***** Text section *****

Fun putting together this “postcard moment” of us on Yanuca Island
The Fijian Triangle: This is the time (we lost) when we started to sail every other day between Musket Cove, Namotu Surf Break and Denarau Marina
Musket Cove Yacht Club: 22 years ago we partied at the same place but, it was called the “$2 Bar”… it isn’t $2 anymore $$$
Bless the sailor and the founder of Musket Cove Yacht Club Dick Smith; for creating and preserving an unpretentious yacht club in the South Pacific!
Again so many memories around the BBQ…Priceless!
There are over 10,000 Musket Cove Yacht Club members worldwide. Back in the day your yacht’s name was etched into the beams of the club when you became a member. Martin spent some time trying to locate the “S/V Topaz” plaque from when we sailed and stayed at Musket Cove in ’98
So Grateful that Musket Cove remains welcoming to us sailors. It is still a social watering hole for all of us to get together and BBQ communally at picnic tables and share stories. LOVE IT!

*****

=== Instruction A ===
Answer these questions from the Musket Cove post:
(i) What was the place at Musket Cove called 22 years earlier?
(ii) How many Musket Cove Yacht Club members are there worldwide?
(iii) Which plaque did Martin try to locate?
=== Instruction B ===
Does the Musket Cove post support each statement? Answer yes or no and quote the words that decide it.
(i) Dick Smith founded Musket Cove Yacht Club.
(ii) Drinks at the bar still cost $2.
(iii) Sailors at Musket Cove barbecue together at picnic tables.

***** Provided records *****

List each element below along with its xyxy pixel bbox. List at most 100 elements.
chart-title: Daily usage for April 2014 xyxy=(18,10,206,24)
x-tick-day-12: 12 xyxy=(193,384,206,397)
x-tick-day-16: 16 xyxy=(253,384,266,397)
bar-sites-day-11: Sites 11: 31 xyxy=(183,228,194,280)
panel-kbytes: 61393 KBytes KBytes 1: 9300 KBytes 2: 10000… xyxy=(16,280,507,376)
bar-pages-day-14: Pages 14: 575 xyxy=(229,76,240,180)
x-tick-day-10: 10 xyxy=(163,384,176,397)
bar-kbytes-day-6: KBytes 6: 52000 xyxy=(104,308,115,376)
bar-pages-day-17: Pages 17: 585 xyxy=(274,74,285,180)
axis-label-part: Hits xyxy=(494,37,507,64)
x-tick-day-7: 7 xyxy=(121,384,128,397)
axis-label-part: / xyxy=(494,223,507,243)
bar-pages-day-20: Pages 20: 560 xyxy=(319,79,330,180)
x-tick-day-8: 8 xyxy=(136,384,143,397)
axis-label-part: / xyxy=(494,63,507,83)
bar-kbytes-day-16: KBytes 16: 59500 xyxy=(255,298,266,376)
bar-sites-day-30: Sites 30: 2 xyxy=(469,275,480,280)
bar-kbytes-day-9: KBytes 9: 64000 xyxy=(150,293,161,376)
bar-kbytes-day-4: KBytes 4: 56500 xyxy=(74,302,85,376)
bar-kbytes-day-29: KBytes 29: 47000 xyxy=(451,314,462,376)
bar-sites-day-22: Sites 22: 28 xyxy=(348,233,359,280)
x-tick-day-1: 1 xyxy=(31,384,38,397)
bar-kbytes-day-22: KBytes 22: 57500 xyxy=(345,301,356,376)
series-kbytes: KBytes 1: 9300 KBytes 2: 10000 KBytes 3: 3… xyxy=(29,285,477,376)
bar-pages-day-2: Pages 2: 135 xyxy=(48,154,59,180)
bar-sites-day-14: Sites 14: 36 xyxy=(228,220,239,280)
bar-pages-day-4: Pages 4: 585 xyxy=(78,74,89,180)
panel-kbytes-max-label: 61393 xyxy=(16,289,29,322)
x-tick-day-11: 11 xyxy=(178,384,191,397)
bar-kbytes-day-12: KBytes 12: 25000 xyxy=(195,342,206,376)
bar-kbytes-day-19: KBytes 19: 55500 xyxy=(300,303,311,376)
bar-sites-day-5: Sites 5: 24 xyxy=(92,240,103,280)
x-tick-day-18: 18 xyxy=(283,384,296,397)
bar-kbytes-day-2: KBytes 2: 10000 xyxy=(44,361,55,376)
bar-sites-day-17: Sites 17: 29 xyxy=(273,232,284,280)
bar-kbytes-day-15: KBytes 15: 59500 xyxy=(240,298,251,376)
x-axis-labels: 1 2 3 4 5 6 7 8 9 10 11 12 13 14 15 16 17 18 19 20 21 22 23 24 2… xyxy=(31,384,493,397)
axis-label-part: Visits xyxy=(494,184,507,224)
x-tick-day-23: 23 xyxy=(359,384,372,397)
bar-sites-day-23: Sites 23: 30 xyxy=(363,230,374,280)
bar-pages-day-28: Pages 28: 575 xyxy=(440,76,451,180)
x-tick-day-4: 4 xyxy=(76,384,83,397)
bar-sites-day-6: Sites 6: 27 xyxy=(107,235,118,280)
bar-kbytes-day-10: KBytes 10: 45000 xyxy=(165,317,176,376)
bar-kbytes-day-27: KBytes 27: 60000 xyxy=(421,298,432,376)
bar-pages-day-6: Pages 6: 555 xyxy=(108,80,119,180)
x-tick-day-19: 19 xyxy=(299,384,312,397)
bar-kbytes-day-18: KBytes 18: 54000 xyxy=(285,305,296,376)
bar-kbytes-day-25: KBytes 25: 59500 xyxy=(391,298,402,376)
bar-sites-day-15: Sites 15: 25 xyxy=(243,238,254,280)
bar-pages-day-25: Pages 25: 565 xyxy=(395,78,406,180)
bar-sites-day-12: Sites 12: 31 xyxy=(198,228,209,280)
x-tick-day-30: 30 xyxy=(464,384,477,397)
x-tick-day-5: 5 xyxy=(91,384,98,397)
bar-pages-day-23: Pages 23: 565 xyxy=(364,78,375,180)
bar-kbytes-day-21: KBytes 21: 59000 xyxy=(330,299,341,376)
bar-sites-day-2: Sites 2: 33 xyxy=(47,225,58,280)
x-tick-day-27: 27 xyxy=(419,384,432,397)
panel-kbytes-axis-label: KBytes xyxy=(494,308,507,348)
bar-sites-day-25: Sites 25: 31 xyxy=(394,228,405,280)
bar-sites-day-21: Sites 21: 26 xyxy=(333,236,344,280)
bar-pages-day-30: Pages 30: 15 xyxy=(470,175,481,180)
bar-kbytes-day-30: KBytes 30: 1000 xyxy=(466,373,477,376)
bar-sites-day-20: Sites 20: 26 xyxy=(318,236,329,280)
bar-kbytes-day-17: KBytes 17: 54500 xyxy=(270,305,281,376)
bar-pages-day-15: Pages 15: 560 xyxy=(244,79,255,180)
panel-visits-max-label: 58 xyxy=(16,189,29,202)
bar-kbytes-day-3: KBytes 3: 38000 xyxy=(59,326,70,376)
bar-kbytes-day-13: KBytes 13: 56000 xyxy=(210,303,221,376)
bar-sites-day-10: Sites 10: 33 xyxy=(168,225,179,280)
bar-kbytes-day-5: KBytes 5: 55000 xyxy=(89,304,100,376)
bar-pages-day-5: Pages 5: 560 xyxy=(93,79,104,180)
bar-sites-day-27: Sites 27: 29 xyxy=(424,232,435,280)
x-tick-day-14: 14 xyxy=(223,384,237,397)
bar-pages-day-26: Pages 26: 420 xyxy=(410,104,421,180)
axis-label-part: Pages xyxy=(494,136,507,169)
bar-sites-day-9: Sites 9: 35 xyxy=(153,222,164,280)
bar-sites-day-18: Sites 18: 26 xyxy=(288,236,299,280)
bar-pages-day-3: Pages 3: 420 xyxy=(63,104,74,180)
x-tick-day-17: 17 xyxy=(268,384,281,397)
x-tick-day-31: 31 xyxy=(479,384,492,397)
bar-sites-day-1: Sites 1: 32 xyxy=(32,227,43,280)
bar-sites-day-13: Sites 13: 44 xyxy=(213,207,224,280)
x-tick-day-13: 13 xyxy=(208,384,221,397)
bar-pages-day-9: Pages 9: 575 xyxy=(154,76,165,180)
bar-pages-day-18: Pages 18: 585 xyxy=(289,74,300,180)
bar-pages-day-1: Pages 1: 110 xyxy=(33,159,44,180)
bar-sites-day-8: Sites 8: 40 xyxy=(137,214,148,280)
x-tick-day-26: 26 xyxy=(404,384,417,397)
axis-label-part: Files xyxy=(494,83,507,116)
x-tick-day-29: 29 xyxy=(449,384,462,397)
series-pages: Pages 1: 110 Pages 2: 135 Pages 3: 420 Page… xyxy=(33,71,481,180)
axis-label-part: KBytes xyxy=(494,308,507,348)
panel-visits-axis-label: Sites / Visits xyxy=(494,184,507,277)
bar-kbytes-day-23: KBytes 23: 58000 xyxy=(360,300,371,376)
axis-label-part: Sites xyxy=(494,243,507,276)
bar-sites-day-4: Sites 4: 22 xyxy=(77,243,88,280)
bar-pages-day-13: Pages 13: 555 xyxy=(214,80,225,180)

*****

=== Written response A ===
(i) The “$2 Bar”
(ii) Over 10,000
(iii) The “S/V Topaz” plaque

=== Written response B ===
(i) Yes: “the founder of Musket Cove Yacht Club Dick Smith”
(ii) No: “it isn’t $2 anymore”
(iii) Yes: “BBQ communally at picnic tables”